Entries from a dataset

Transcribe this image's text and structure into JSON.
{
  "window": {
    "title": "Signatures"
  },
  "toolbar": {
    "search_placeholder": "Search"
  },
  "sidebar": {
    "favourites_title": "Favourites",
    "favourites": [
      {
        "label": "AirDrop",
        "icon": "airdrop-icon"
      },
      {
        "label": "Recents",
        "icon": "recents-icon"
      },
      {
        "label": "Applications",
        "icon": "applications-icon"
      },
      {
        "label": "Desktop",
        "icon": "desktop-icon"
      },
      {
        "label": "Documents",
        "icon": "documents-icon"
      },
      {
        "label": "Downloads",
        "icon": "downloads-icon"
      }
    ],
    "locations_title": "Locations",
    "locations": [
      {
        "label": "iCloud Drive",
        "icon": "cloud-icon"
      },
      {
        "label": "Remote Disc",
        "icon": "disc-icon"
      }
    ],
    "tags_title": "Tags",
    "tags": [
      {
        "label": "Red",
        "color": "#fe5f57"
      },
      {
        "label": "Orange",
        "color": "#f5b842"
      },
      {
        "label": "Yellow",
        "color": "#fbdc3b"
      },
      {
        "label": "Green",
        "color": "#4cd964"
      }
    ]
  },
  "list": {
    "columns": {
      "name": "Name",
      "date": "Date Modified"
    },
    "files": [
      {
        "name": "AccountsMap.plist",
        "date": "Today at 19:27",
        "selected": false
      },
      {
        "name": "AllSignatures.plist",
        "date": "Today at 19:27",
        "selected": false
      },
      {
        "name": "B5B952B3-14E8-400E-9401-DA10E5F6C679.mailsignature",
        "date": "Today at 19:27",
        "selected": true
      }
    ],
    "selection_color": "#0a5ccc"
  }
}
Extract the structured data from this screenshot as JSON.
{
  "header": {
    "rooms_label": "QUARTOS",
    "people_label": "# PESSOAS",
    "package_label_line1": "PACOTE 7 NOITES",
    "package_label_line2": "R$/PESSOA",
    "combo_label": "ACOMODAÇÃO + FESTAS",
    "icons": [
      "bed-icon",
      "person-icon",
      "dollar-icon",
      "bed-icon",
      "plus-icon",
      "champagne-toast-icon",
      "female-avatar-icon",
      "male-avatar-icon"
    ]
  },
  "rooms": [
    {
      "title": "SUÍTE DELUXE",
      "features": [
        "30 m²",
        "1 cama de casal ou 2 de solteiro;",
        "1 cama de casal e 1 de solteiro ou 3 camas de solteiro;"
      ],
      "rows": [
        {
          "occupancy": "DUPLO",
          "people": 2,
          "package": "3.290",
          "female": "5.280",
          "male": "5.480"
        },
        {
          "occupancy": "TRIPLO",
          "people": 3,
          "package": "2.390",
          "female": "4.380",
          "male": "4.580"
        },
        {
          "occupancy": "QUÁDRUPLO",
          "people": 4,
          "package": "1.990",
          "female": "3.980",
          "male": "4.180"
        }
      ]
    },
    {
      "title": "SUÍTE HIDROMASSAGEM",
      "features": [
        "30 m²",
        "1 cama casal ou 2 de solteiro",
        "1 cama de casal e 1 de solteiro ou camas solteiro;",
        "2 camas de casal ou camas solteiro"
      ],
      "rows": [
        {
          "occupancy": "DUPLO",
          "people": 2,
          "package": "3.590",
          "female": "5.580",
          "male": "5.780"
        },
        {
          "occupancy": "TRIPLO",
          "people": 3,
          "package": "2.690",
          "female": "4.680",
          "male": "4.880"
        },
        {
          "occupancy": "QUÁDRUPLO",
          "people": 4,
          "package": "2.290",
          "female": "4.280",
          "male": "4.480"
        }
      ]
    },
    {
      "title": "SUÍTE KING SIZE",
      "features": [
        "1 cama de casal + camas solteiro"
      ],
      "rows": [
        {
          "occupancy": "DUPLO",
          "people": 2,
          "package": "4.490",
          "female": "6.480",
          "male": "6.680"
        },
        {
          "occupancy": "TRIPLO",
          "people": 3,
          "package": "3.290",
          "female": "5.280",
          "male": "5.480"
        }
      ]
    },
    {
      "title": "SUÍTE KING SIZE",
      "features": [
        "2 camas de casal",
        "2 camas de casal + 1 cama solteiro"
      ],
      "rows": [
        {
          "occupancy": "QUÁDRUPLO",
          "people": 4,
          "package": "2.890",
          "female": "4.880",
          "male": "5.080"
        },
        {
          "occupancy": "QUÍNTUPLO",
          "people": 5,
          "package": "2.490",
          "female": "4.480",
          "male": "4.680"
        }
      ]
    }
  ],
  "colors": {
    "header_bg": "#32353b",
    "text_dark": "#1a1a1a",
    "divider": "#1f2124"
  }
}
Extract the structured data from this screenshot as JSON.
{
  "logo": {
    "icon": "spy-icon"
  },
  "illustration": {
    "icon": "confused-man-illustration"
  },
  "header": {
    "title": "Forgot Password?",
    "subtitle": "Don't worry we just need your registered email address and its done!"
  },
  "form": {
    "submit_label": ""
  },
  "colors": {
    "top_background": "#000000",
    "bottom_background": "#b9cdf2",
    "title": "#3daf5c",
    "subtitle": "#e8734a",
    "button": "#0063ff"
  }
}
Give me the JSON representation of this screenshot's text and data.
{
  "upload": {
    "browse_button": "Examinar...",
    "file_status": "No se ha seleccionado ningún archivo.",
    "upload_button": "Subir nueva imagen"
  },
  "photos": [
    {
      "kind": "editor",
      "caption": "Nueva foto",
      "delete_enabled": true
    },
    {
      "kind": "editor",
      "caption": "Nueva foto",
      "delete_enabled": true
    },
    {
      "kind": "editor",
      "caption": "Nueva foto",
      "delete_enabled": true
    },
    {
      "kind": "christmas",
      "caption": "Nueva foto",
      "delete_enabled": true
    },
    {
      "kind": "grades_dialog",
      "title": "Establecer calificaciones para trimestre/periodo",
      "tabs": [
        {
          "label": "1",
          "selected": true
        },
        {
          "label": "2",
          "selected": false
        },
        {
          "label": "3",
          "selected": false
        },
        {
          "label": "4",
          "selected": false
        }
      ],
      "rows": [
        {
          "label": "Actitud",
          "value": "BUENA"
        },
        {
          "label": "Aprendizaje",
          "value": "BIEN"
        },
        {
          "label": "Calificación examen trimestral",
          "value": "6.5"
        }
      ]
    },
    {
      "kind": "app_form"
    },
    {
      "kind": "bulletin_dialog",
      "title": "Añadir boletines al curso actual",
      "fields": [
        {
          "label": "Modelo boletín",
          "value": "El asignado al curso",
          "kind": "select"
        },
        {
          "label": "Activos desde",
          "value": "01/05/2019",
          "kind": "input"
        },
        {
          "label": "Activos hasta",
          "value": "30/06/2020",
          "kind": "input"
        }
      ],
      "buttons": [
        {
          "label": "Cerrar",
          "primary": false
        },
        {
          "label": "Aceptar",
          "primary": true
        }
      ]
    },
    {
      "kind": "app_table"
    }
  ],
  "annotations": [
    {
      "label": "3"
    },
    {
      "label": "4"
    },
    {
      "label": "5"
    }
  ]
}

▸ **WHAT THIS TASK INVOLVES**: Extract each line holding the string "illustration".

▸ **THE RESPONSE**:
  "illustration": {
    "icon": "confused-man-illustration"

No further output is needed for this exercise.